Material provided:

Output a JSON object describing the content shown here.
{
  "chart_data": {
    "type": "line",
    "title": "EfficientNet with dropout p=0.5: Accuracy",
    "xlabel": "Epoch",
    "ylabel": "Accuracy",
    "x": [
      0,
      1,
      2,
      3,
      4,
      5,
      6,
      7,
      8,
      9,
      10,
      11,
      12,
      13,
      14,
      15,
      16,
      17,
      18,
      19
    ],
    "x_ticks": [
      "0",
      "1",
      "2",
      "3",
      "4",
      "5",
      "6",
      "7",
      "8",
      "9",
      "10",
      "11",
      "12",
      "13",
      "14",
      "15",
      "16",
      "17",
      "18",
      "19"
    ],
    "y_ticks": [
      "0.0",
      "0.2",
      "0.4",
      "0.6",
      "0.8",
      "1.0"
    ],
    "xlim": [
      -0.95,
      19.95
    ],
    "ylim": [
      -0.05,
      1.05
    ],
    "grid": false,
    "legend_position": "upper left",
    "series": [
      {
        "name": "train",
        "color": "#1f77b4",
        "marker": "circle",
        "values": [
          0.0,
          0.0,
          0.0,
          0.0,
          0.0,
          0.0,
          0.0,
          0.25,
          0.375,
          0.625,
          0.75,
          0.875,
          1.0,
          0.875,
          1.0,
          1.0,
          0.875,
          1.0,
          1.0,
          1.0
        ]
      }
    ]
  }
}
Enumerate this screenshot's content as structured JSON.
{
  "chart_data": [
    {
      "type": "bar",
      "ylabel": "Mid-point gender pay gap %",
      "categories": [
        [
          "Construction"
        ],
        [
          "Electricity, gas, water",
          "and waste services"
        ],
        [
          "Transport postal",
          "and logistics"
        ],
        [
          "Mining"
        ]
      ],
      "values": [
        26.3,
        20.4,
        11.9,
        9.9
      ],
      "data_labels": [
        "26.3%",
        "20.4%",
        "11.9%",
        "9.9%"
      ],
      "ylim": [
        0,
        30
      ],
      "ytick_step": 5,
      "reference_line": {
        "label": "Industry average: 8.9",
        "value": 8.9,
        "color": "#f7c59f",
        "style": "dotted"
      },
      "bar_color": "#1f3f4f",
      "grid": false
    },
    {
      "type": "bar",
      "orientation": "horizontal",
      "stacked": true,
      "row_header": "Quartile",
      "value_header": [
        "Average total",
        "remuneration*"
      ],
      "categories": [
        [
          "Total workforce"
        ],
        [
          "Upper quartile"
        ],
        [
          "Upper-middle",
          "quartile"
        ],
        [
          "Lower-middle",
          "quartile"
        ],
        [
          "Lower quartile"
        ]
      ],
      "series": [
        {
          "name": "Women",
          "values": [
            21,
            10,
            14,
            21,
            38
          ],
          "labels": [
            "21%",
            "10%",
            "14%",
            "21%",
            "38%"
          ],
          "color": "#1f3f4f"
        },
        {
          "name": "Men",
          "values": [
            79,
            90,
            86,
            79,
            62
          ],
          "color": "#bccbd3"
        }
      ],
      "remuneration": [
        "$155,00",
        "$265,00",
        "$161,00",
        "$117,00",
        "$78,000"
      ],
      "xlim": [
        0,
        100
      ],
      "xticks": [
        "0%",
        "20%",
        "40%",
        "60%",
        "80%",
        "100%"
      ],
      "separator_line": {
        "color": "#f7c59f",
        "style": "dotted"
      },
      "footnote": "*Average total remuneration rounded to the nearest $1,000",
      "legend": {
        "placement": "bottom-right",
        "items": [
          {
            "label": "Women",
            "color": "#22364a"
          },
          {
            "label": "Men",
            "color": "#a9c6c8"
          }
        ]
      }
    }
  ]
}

Problem to work on:
Copy out all of the lines above exactly.

In response:
Output a JSON object describing the content shown here.
{
  "chart_data": {
    "type": "line",
    "title": "EfficientNet with dropout p=0.5: Accuracy",
    "xlabel": "Epoch",
    "ylabel": "Accuracy",
    "x": [
      0,
      1,
      2,
      3,
      4,
      5,
      6,
      7,
      8,
      9,
      10,
      11,
      12,
      13,
      14,
      15,
      16,
      17,
      18,
      19
    ],
    "x_ticks": [
      "0",
      "1",
      "2",
      "3",
      "4",
      "5",
      "6",
      "7",
      "8",
      "9",
      "10",
      "11",
      "12",
      "13",
      "14",
      "15",
      "16",
      "17",
      "18",
      "19"
    ],
    "y_ticks": [
      "0.0",
      "0.2",
      "0.4",
      "0.6",
      "0.8",
      "1.0"
    ],
    "xlim": [
      -0.95,
      19.95
    ],
    "ylim": [
      -0.05,
      1.05
    ],
    "grid": false,
    "legend_position": "upper left",
    "series": [
      {
        "name": "train",
        "color": "#1f77b4",
        "marker": "circle",
        "values": [
          0.0,
          0.0,
          0.0,
          0.0,
          0.0,
          0.0,
          0.0,
          0.25,
          0.375,
          0.625,
          0.75,
          0.875,
          1.0,
          0.875,
          1.0,
          1.0,
          0.875,
          1.0,
          1.0,
          1.0
        ]
      }
    ]
  }
}
Enumerate this screenshot's content as structured JSON.
{
  "chart_data": [
    {
      "type": "bar",
      "ylabel": "Mid-point gender pay gap %",
      "categories": [
        [
          "Construction"
        ],
        [
          "Electricity, gas, water",
          "and waste services"
        ],
        [
          "Transport postal",
          "and logistics"
        ],
        [
          "Mining"
        ]
      ],
      "values": [
        26.3,
        20.4,
        11.9,
        9.9
      ],
      "data_labels": [
        "26.3%",
        "20.4%",
        "11.9%",
        "9.9%"
      ],
      "ylim": [
        0,
        30
      ],
      "ytick_step": 5,
      "reference_line": {
        "label": "Industry average: 8.9",
        "value": 8.9,
        "color": "#f7c59f",
        "style": "dotted"
      },
      "bar_color": "#1f3f4f",
      "grid": false
    },
    {
      "type": "bar",
      "orientation": "horizontal",
      "stacked": true,
      "row_header": "Quartile",
      "value_header": [
        "Average total",
        "remuneration*"
      ],
      "categories": [
        [
          "Total workforce"
        ],
        [
          "Upper quartile"
        ],
        [
          "Upper-middle",
          "quartile"
        ],
        [
          "Lower-middle",
          "quartile"
        ],
        [
          "Lower quartile"
        ]
      ],
      "series": [
        {
          "name": "Women",
          "values": [
            21,
            10,
            14,
            21,
            38
          ],
          "labels": [
            "21%",
            "10%",
            "14%",
            "21%",
            "38%"
          ],
          "color": "#1f3f4f"
        },
        {
          "name": "Men",
          "values": [
            79,
            90,
            86,
            79,
            62
          ],
          "color": "#bccbd3"
        }
      ],
      "remuneration": [
        "$155,00",
        "$265,00",
        "$161,00",
        "$117,00",
        "$78,000"
      ],
      "xlim": [
        0,
        100
      ],
      "xticks": [
        "0%",
        "20%",
        "40%",
        "60%",
        "80%",
        "100%"
      ],
      "separator_line": {
        "color": "#f7c59f",
        "style": "dotted"
      },
      "footnote": "*Average total remuneration rounded to the nearest $1,000",
      "legend": {
        "placement": "bottom-right",
        "items": [
          {
            "label": "Women",
            "color": "#22364a"
          },
          {
            "label": "Men",
            "color": "#a9c6c8"
          }
        ]
      }
    }
  ]
}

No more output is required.